EXERCISE OBJECTIVE:
Pick out every line of the entries below where "Bertalot" occurs, and copy those lines.

====

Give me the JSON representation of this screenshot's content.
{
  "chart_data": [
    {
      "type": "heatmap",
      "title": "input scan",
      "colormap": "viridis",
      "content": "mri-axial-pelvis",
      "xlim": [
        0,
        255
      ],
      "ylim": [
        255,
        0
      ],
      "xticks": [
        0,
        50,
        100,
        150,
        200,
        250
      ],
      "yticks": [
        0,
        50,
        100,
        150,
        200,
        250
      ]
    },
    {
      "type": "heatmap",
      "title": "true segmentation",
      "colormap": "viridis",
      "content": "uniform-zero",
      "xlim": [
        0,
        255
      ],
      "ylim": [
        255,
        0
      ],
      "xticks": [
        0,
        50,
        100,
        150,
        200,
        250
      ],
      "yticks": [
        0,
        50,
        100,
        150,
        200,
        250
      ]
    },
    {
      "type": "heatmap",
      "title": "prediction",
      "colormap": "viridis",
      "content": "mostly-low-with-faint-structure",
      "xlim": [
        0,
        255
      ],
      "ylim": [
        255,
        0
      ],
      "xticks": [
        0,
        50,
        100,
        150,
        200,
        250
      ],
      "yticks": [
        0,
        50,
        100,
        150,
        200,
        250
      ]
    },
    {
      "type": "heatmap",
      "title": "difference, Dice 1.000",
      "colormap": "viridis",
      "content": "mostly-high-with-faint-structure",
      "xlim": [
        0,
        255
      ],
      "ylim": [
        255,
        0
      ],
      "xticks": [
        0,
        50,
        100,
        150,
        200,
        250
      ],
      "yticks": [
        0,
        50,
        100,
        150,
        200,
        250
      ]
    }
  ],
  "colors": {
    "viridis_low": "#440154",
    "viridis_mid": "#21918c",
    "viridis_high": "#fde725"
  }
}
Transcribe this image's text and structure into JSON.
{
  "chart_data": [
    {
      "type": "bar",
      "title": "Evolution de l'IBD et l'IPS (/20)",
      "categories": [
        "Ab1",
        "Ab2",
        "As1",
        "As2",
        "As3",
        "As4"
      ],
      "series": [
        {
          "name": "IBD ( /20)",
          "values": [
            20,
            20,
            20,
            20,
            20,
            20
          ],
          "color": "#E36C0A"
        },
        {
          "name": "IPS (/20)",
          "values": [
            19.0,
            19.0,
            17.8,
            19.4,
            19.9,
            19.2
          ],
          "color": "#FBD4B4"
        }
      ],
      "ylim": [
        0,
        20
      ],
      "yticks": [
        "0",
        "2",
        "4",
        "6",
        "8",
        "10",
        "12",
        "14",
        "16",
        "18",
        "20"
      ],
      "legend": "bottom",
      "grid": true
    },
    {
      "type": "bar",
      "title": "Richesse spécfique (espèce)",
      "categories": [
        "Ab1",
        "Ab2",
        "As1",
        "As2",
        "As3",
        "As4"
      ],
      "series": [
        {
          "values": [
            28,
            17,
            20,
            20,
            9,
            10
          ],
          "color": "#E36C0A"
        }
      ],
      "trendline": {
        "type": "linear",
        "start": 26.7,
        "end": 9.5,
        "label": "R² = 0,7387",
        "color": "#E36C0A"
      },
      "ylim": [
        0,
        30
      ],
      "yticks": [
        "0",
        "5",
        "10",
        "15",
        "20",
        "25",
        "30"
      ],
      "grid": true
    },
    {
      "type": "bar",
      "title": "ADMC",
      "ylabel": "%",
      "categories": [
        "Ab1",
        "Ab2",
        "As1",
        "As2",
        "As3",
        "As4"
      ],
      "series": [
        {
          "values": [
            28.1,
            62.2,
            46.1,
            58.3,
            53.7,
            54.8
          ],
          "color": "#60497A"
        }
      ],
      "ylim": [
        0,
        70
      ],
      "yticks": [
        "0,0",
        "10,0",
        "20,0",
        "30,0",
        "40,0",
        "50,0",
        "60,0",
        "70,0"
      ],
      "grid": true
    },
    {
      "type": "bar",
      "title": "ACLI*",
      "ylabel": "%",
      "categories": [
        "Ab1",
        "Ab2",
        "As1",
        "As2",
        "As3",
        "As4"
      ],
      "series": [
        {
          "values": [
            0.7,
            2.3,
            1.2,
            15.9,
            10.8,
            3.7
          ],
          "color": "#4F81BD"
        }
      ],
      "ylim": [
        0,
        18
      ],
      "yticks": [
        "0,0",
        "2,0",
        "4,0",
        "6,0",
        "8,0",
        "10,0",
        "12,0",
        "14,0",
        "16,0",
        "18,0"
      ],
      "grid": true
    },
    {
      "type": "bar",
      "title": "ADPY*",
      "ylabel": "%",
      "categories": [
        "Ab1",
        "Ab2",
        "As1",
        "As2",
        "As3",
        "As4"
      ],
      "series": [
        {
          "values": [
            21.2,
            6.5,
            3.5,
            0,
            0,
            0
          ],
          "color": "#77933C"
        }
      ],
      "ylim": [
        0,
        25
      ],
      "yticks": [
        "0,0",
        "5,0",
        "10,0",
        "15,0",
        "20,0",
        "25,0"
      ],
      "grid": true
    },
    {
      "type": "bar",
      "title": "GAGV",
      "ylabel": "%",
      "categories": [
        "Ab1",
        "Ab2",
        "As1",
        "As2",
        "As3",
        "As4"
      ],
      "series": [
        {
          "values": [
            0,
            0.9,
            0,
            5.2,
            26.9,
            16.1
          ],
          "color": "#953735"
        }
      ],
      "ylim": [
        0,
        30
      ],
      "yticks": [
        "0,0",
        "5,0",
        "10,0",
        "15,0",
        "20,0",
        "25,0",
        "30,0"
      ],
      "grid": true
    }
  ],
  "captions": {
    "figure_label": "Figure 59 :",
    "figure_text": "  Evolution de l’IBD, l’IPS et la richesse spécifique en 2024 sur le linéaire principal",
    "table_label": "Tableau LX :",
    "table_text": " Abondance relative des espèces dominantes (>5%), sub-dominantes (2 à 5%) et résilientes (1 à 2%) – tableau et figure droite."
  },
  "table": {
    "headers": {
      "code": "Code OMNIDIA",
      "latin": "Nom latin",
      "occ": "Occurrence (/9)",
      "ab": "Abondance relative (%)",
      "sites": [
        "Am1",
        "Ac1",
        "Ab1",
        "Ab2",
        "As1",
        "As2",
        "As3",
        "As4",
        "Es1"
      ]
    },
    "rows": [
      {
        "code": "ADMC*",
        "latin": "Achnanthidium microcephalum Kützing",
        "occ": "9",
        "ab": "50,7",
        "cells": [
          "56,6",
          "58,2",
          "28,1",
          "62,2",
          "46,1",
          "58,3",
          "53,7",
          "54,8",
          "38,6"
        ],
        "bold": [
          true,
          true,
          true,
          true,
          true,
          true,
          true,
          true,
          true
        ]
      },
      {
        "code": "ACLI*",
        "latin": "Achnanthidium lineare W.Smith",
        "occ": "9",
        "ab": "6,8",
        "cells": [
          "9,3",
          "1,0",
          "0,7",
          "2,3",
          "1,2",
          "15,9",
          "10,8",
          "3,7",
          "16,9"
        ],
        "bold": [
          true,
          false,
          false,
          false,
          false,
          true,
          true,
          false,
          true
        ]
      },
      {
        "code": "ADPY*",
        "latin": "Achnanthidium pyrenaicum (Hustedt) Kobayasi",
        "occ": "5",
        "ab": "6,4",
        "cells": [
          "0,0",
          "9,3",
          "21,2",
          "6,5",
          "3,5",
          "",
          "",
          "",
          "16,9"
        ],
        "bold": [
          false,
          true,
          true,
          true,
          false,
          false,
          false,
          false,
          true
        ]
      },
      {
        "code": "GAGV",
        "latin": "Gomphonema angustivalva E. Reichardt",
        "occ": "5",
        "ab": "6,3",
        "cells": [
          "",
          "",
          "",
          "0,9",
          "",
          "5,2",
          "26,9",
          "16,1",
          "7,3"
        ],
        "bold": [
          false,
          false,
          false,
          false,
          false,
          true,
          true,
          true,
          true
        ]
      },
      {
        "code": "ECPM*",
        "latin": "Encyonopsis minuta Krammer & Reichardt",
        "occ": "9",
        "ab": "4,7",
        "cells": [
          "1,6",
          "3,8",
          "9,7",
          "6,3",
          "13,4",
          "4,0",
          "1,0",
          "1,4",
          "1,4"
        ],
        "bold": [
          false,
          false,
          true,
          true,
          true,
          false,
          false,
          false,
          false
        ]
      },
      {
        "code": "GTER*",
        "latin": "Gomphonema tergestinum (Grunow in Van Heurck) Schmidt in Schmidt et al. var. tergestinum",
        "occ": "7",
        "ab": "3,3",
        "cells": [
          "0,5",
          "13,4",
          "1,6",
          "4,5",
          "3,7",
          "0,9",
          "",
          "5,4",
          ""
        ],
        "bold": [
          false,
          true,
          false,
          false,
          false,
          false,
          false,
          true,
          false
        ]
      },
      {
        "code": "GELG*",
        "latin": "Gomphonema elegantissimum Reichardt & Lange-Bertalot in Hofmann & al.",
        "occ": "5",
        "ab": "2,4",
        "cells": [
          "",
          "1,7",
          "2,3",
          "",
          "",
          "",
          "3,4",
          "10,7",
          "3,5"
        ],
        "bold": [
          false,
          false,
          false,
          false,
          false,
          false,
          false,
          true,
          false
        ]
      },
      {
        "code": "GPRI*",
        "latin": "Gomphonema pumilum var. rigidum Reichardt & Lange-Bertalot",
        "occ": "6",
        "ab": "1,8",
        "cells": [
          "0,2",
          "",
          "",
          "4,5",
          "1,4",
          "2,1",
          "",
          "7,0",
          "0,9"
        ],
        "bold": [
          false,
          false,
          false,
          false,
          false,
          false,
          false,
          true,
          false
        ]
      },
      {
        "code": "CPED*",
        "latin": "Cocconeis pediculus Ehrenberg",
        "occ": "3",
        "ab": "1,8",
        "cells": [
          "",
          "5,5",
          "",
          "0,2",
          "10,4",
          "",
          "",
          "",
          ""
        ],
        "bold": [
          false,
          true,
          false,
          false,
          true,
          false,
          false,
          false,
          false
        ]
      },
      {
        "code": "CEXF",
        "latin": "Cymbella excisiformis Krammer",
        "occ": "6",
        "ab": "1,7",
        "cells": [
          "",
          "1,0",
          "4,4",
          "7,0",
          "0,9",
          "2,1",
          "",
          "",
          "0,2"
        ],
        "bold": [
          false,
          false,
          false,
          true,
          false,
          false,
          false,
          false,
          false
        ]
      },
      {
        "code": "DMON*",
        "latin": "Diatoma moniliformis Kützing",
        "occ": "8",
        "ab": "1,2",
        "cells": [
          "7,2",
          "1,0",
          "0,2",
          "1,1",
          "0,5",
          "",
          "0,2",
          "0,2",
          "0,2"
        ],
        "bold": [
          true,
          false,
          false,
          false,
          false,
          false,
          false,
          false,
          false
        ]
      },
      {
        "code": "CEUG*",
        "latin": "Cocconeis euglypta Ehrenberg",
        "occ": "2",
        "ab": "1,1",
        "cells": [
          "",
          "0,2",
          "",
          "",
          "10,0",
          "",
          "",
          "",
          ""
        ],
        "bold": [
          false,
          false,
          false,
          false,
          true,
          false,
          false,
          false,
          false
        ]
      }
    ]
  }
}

====

TASK SOLUTION:
        "latin": "Gomphonema elegantissimum Reichardt & Lange-Bertalot in Hofmann & al.",
        "latin": "Gomphonema pumilum var. rigidum Reichardt & Lange-Bertalot",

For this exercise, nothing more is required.